* Records for the exercise *

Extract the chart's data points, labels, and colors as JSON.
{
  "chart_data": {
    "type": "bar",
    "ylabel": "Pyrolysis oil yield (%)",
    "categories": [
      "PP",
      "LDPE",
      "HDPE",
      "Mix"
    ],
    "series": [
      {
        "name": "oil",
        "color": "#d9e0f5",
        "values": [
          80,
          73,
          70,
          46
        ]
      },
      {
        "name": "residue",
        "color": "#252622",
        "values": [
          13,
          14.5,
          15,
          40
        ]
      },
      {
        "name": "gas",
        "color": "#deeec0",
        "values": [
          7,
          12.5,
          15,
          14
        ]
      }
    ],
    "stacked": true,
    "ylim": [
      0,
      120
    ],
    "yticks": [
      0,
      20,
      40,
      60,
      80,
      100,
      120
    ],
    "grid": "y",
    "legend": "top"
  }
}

* Task to complete *
Return the entries above exactly, each one complete.

* Finished exercise *
Extract the chart's data points, labels, and colors as JSON.
{
  "chart_data": {
    "type": "bar",
    "ylabel": "Pyrolysis oil yield (%)",
    "categories": [
      "PP",
      "LDPE",
      "HDPE",
      "Mix"
    ],
    "series": [
      {
        "name": "oil",
        "color": "#d9e0f5",
        "values": [
          80,
          73,
          70,
          46
        ]
      },
      {
        "name": "residue",
        "color": "#252622",
        "values": [
          13,
          14.5,
          15,
          40
        ]
      },
      {
        "name": "gas",
        "color": "#deeec0",
        "values": [
          7,
          12.5,
          15,
          14
        ]
      }
    ],
    "stacked": true,
    "ylim": [
      0,
      120
    ],
    "yticks": [
      0,
      20,
      40,
      60,
      80,
      100,
      120
    ],
    "grid": "y",
    "legend": "top"
  }
}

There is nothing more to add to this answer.